▶ BRIEF
All the records that follow need to be reproduced exactly. Omit the images.

START DATA SUPPLIED

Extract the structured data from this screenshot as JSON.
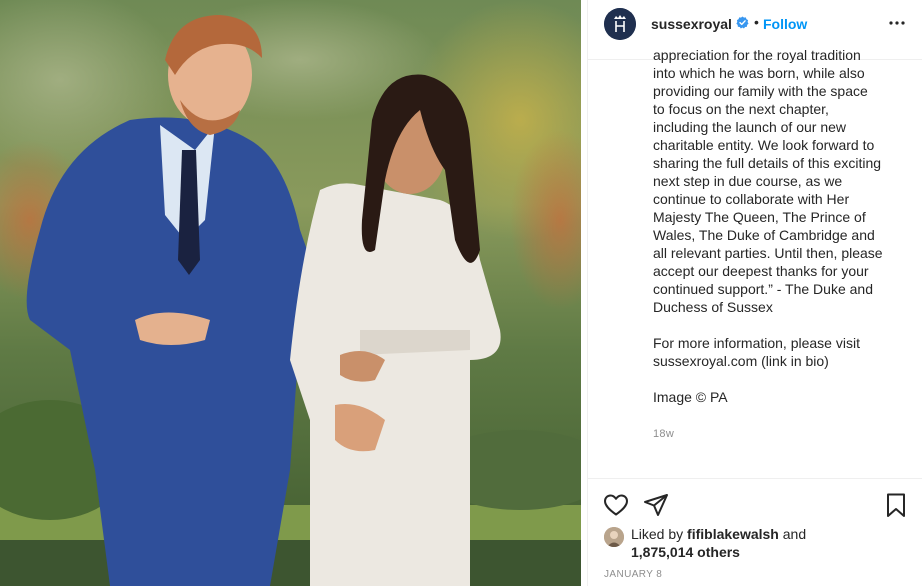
{
  "post": {
    "username": "sussexroyal",
    "separator": "•",
    "follow_label": "Follow",
    "caption_lines": [
      "appreciation for the royal tradition",
      "into which he was born, while also",
      "providing our family with the space",
      "to focus on the next chapter,",
      "including the launch of our new",
      "charitable entity. We look forward to",
      "sharing the full details of this exciting",
      "next step in due course, as we",
      "continue to collaborate with Her",
      "Majesty The Queen, The Prince of",
      "Wales, The Duke of Cambridge and",
      "all relevant parties. Until then, please",
      "accept our deepest thanks for your",
      "continued support.” - The Duke and",
      "Duchess of Sussex"
    ],
    "info_lines": [
      "For more information, please visit",
      "sussexroyal.com (link in bio)"
    ],
    "credit": "Image © PA",
    "time_ago": "18w",
    "liked_by_prefix": "Liked by",
    "liked_by_user": "fifiblakewalsh",
    "liked_by_suffix": "and",
    "others_count": "1,875,014 others",
    "date": "JANUARY 8"
  },
  "icons": {
    "verified": "verified-badge-icon",
    "more": "more-options-icon",
    "like": "heart-icon",
    "share": "paper-plane-icon",
    "save": "bookmark-icon"
  },
  "colors": {
    "follow": "#0095f6",
    "verified": "#3897f0",
    "muted": "#8e8e8e",
    "text": "#262626"
  }
}
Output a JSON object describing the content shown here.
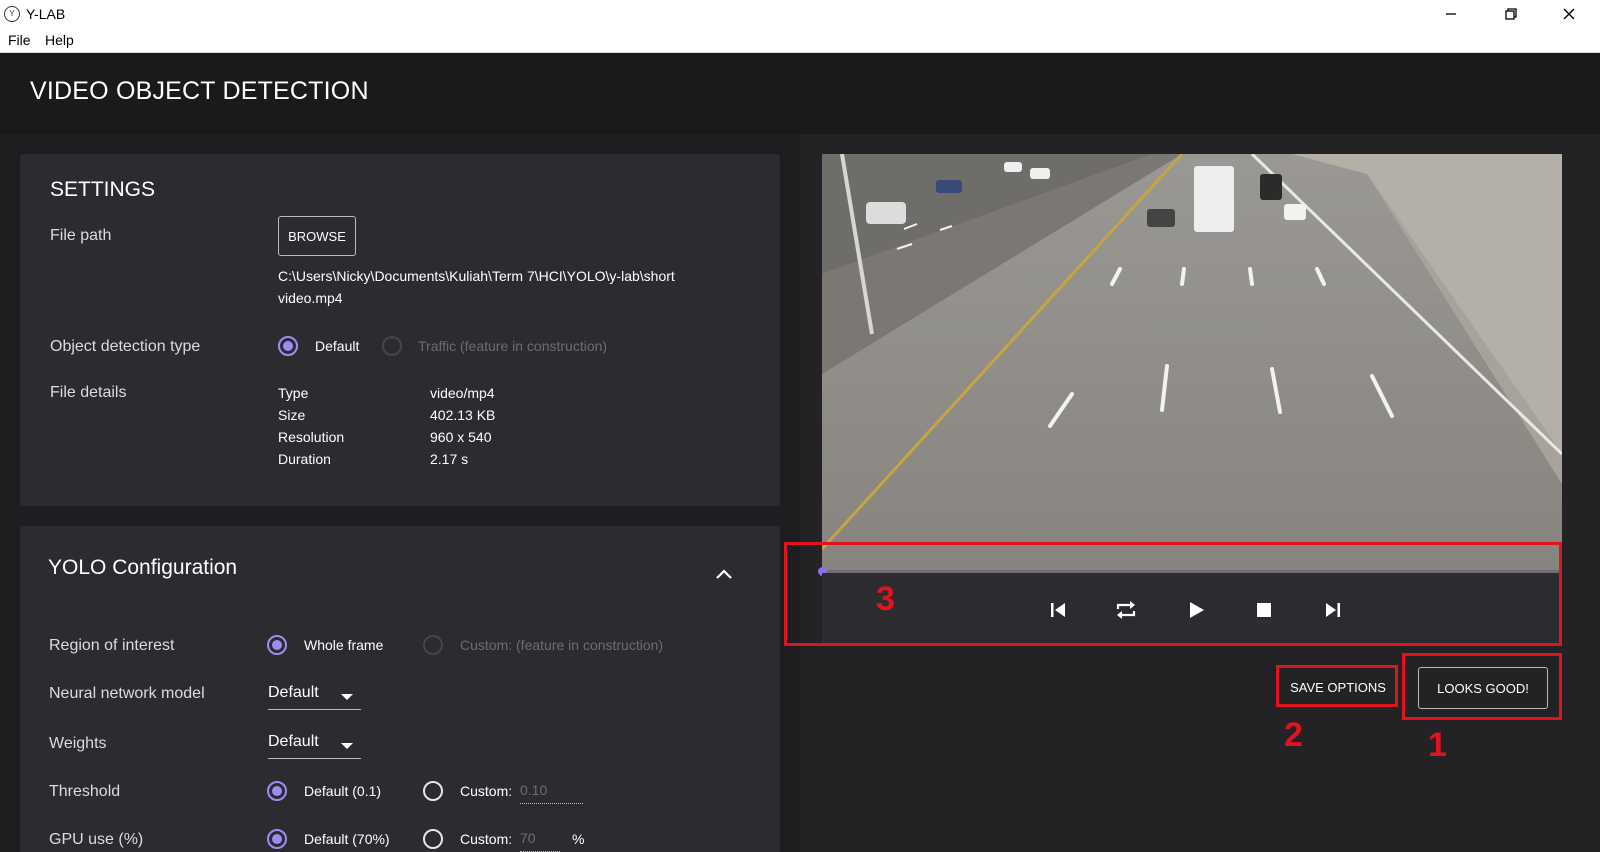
{
  "window": {
    "title": "Y-LAB",
    "app_icon": "ylab-logo-icon"
  },
  "menu": {
    "file": "File",
    "help": "Help"
  },
  "header": {
    "title": "VIDEO OBJECT DETECTION"
  },
  "settings": {
    "title": "SETTINGS",
    "file_path_label": "File path",
    "browse_label": "BROWSE",
    "file_path_line1": "C:\\Users\\Nicky\\Documents\\Kuliah\\Term 7\\HCI\\YOLO\\y-lab\\short",
    "file_path_line2": "video.mp4",
    "detection_type_label": "Object detection type",
    "detection_default": "Default",
    "detection_traffic": "Traffic (feature in construction)",
    "file_details_label": "File details",
    "details": {
      "type_label": "Type",
      "type_value": "video/mp4",
      "size_label": "Size",
      "size_value": "402.13 KB",
      "resolution_label": "Resolution",
      "resolution_value": "960 x 540",
      "duration_label": "Duration",
      "duration_value": "2.17 s"
    }
  },
  "yolo": {
    "title": "YOLO Configuration",
    "roi_label": "Region of interest",
    "roi_whole": "Whole frame",
    "roi_custom": "Custom: (feature in construction)",
    "model_label": "Neural network model",
    "model_value": "Default",
    "weights_label": "Weights",
    "weights_value": "Default",
    "threshold_label": "Threshold",
    "threshold_default": "Default (0.1)",
    "threshold_custom": "Custom:",
    "threshold_custom_value": "0.10",
    "gpu_label": "GPU use (%)",
    "gpu_default": "Default (70%)",
    "gpu_custom": "Custom:",
    "gpu_custom_value": "70",
    "gpu_unit": "%"
  },
  "player": {
    "progress": 0.0
  },
  "buttons": {
    "save_options": "SAVE OPTIONS",
    "looks_good": "LOOKS GOOD!"
  },
  "annotations": {
    "one": "1",
    "two": "2",
    "three": "3"
  },
  "colors": {
    "accent": "#9e8cf5",
    "annotation": "#e0141e",
    "card": "#2c2c30"
  }
}
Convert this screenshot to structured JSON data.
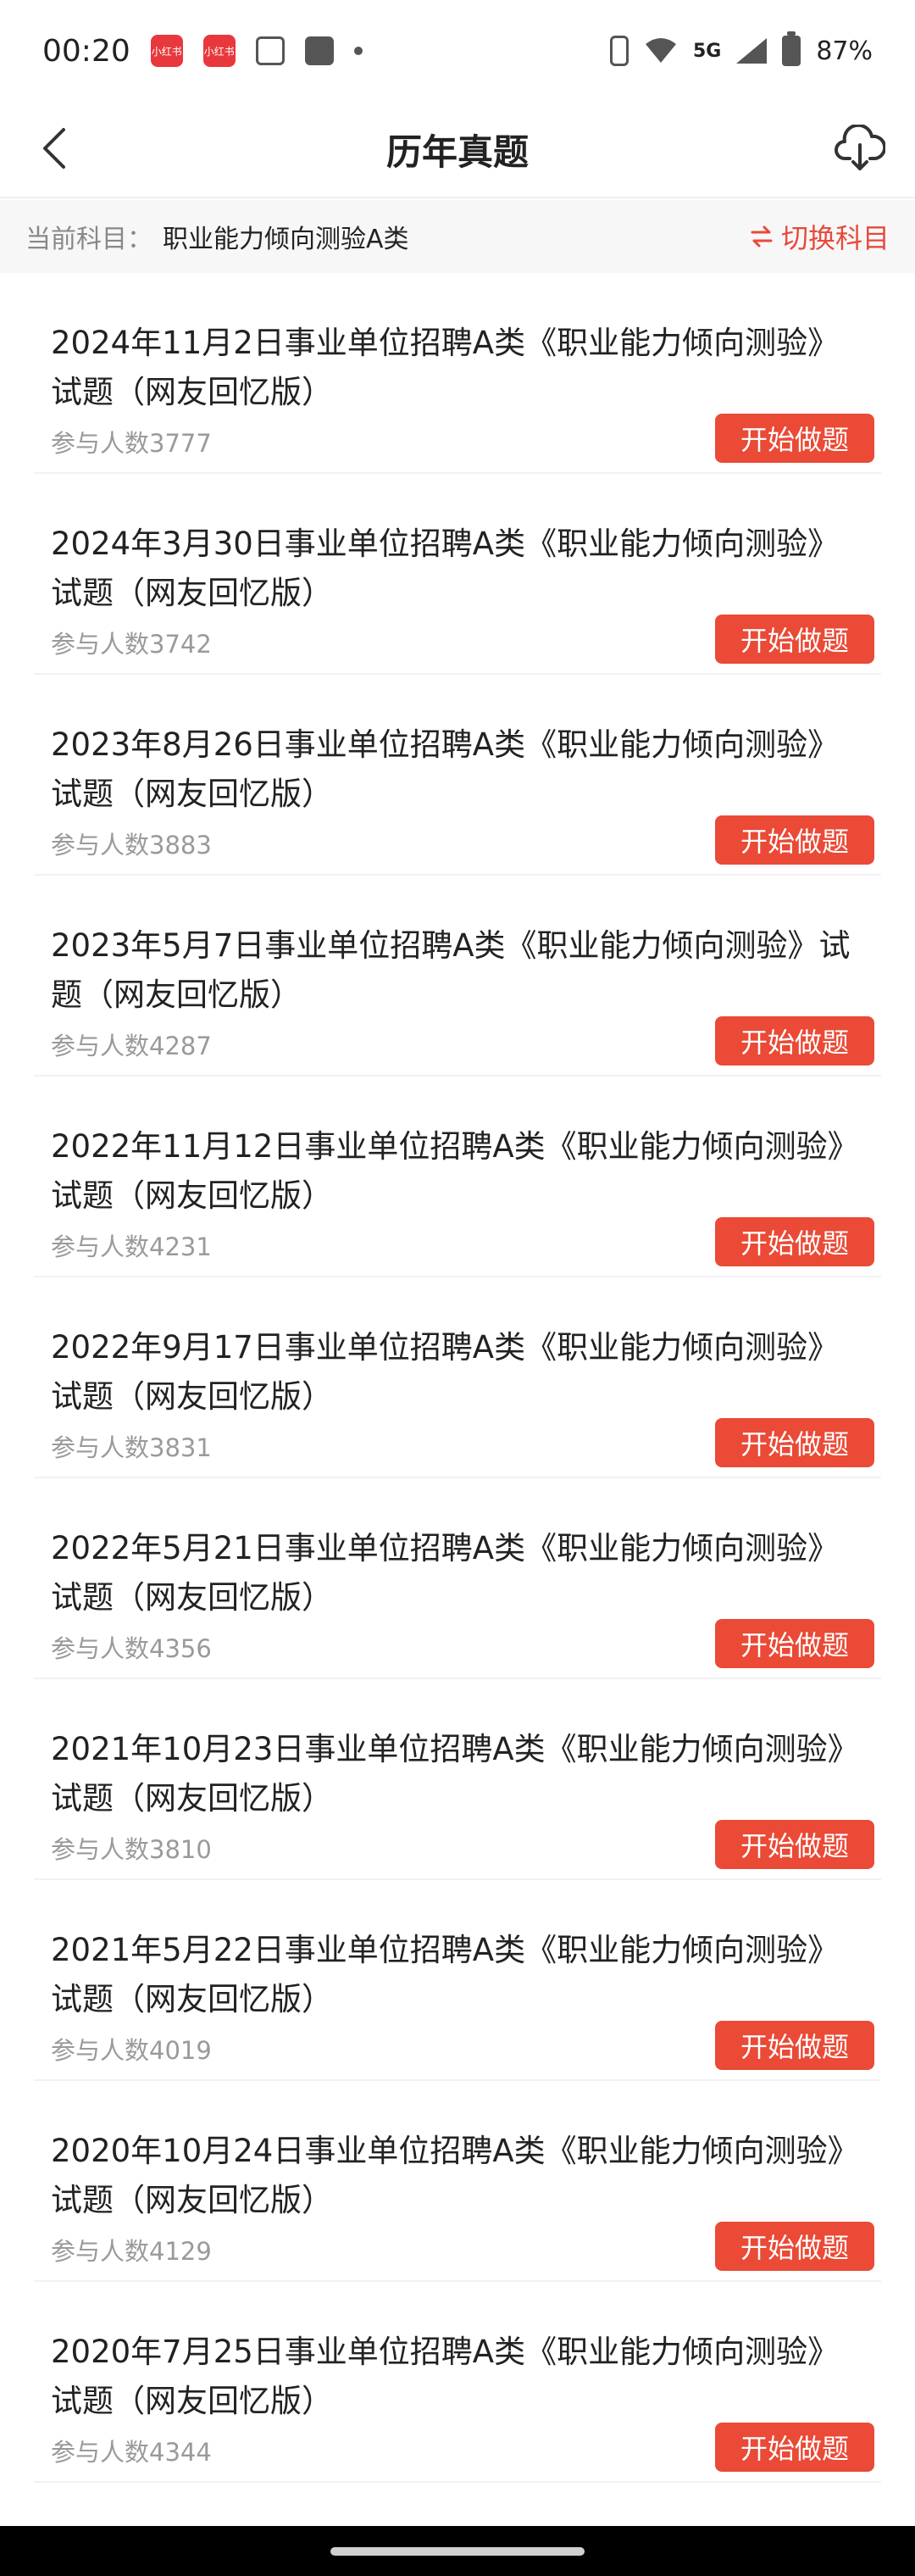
{
  "status_bar": {
    "time": "00:20",
    "app_badges": [
      "小红书",
      "小红书"
    ],
    "network": "5G",
    "battery": "87%"
  },
  "header": {
    "title": "历年真题"
  },
  "subject": {
    "label": "当前科目：",
    "value": "职业能力倾向测验A类",
    "switch_label": "切换科目"
  },
  "list": {
    "items": [
      {
        "title": "2024年11月2日事业单位招聘A类《职业能力倾向测验》试题（网友回忆版）",
        "participants": "参与人数3777",
        "button": "开始做题"
      },
      {
        "title": "2024年3月30日事业单位招聘A类《职业能力倾向测验》试题（网友回忆版）",
        "participants": "参与人数3742",
        "button": "开始做题"
      },
      {
        "title": "2023年8月26日事业单位招聘A类《职业能力倾向测验》试题（网友回忆版）",
        "participants": "参与人数3883",
        "button": "开始做题"
      },
      {
        "title": "2023年5月7日事业单位招聘A类《职业能力倾向测验》试题（网友回忆版）",
        "participants": "参与人数4287",
        "button": "开始做题"
      },
      {
        "title": "2022年11月12日事业单位招聘A类《职业能力倾向测验》试题（网友回忆版）",
        "participants": "参与人数4231",
        "button": "开始做题"
      },
      {
        "title": "2022年9月17日事业单位招聘A类《职业能力倾向测验》试题（网友回忆版）",
        "participants": "参与人数3831",
        "button": "开始做题"
      },
      {
        "title": "2022年5月21日事业单位招聘A类《职业能力倾向测验》试题（网友回忆版）",
        "participants": "参与人数4356",
        "button": "开始做题"
      },
      {
        "title": "2021年10月23日事业单位招聘A类《职业能力倾向测验》试题（网友回忆版）",
        "participants": "参与人数3810",
        "button": "开始做题"
      },
      {
        "title": "2021年5月22日事业单位招聘A类《职业能力倾向测验》试题（网友回忆版）",
        "participants": "参与人数4019",
        "button": "开始做题"
      },
      {
        "title": "2020年10月24日事业单位招聘A类《职业能力倾向测验》试题（网友回忆版）",
        "participants": "参与人数4129",
        "button": "开始做题"
      },
      {
        "title": "2020年7月25日事业单位招聘A类《职业能力倾向测验》试题（网友回忆版）",
        "participants": "参与人数4344",
        "button": "开始做题"
      }
    ]
  },
  "icons": {
    "back": "chevron-left-icon",
    "download": "cloud-download-icon",
    "switch": "swap-arrows-icon"
  },
  "colors": {
    "accent": "#ea4a36"
  }
}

END DATA SUPPLIED

▶ OUTPUT BELOW
Extract the structured data from this screenshot as JSON.
{
  "post": {
    "username": "sussexroyal",
    "separator": "•",
    "follow_label": "Follow",
    "caption_lines": [
      "appreciation for the royal tradition",
      "into which he was born, while also",
      "providing our family with the space",
      "to focus on the next chapter,",
      "including the launch of our new",
      "charitable entity. We look forward to",
      "sharing the full details of this exciting",
      "next step in due course, as we",
      "continue to collaborate with Her",
      "Majesty The Queen, The Prince of",
      "Wales, The Duke of Cambridge and",
      "all relevant parties. Until then, please",
      "accept our deepest thanks for your",
      "continued support.” - The Duke and",
      "Duchess of Sussex"
    ],
    "info_lines": [
      "For more information, please visit",
      "sussexroyal.com (link in bio)"
    ],
    "credit": "Image © PA",
    "time_ago": "18w",
    "liked_by_prefix": "Liked by",
    "liked_by_user": "fifiblakewalsh",
    "liked_by_suffix": "and",
    "others_count": "1,875,014 others",
    "date": "JANUARY 8"
  },
  "icons": {
    "verified": "verified-badge-icon",
    "more": "more-options-icon",
    "like": "heart-icon",
    "share": "paper-plane-icon",
    "save": "bookmark-icon"
  },
  "colors": {
    "follow": "#0095f6",
    "verified": "#3897f0",
    "muted": "#8e8e8e",
    "text": "#262626"
  }
}
Output a JSON object describing the content shown here.
{
  "window": {
    "title": "Y-LAB",
    "app_icon": "ylab-logo-icon"
  },
  "menu": {
    "file": "File",
    "help": "Help"
  },
  "header": {
    "title": "VIDEO OBJECT DETECTION"
  },
  "settings": {
    "title": "SETTINGS",
    "file_path_label": "File path",
    "browse_label": "BROWSE",
    "file_path_line1": "C:\\Users\\Nicky\\Documents\\Kuliah\\Term 7\\HCI\\YOLO\\y-lab\\short",
    "file_path_line2": "video.mp4",
    "detection_type_label": "Object detection type",
    "detection_default": "Default",
    "detection_traffic": "Traffic (feature in construction)",
    "file_details_label": "File details",
    "details": {
      "type_label": "Type",
      "type_value": "video/mp4",
      "size_label": "Size",
      "size_value": "402.13 KB",
      "resolution_label": "Resolution",
      "resolution_value": "960 x 540",
      "duration_label": "Duration",
      "duration_value": "2.17 s"
    }
  },
  "yolo": {
    "title": "YOLO Configuration",
    "roi_label": "Region of interest",
    "roi_whole": "Whole frame",
    "roi_custom": "Custom: (feature in construction)",
    "model_label": "Neural network model",
    "model_value": "Default",
    "weights_label": "Weights",
    "weights_value": "Default",
    "threshold_label": "Threshold",
    "threshold_default": "Default (0.1)",
    "threshold_custom": "Custom:",
    "threshold_custom_value": "0.10",
    "gpu_label": "GPU use (%)",
    "gpu_default": "Default (70%)",
    "gpu_custom": "Custom:",
    "gpu_custom_value": "70",
    "gpu_unit": "%"
  },
  "player": {
    "progress": 0.0
  },
  "buttons": {
    "save_options": "SAVE OPTIONS",
    "looks_good": "LOOKS GOOD!"
  },
  "annotations": {
    "one": "1",
    "two": "2",
    "three": "3"
  },
  "colors": {
    "accent": "#9e8cf5",
    "annotation": "#e0141e",
    "card": "#2c2c30"
  }
}
Convert this screenshot to structured JSON data.
{
  "status_bar": {
    "time": "00:20",
    "app_badges": [
      "小红书",
      "小红书"
    ],
    "network": "5G",
    "battery": "87%"
  },
  "header": {
    "title": "历年真题"
  },
  "subject": {
    "label": "当前科目：",
    "value": "职业能力倾向测验A类",
    "switch_label": "切换科目"
  },
  "list": {
    "items": [
      {
        "title": "2024年11月2日事业单位招聘A类《职业能力倾向测验》试题（网友回忆版）",
        "participants": "参与人数3777",
        "button": "开始做题"
      },
      {
        "title": "2024年3月30日事业单位招聘A类《职业能力倾向测验》试题（网友回忆版）",
        "participants": "参与人数3742",
        "button": "开始做题"
      },
      {
        "title": "2023年8月26日事业单位招聘A类《职业能力倾向测验》试题（网友回忆版）",
        "participants": "参与人数3883",
        "button": "开始做题"
      },
      {
        "title": "2023年5月7日事业单位招聘A类《职业能力倾向测验》试题（网友回忆版）",
        "participants": "参与人数4287",
        "button": "开始做题"
      },
      {
        "title": "2022年11月12日事业单位招聘A类《职业能力倾向测验》试题（网友回忆版）",
        "participants": "参与人数4231",
        "button": "开始做题"
      },
      {
        "title": "2022年9月17日事业单位招聘A类《职业能力倾向测验》试题（网友回忆版）",
        "participants": "参与人数3831",
        "button": "开始做题"
      },
      {
        "title": "2022年5月21日事业单位招聘A类《职业能力倾向测验》试题（网友回忆版）",
        "participants": "参与人数4356",
        "button": "开始做题"
      },
      {
        "title": "2021年10月23日事业单位招聘A类《职业能力倾向测验》试题（网友回忆版）",
        "participants": "参与人数3810",
        "button": "开始做题"
      },
      {
        "title": "2021年5月22日事业单位招聘A类《职业能力倾向测验》试题（网友回忆版）",
        "participants": "参与人数4019",
        "button": "开始做题"
      },
      {
        "title": "2020年10月24日事业单位招聘A类《职业能力倾向测验》试题（网友回忆版）",
        "participants": "参与人数4129",
        "button": "开始做题"
      },
      {
        "title": "2020年7月25日事业单位招聘A类《职业能力倾向测验》试题（网友回忆版）",
        "participants": "参与人数4344",
        "button": "开始做题"
      }
    ]
  },
  "icons": {
    "back": "chevron-left-icon",
    "download": "cloud-download-icon",
    "switch": "swap-arrows-icon"
  },
  "colors": {
    "accent": "#ea4a36"
  }
}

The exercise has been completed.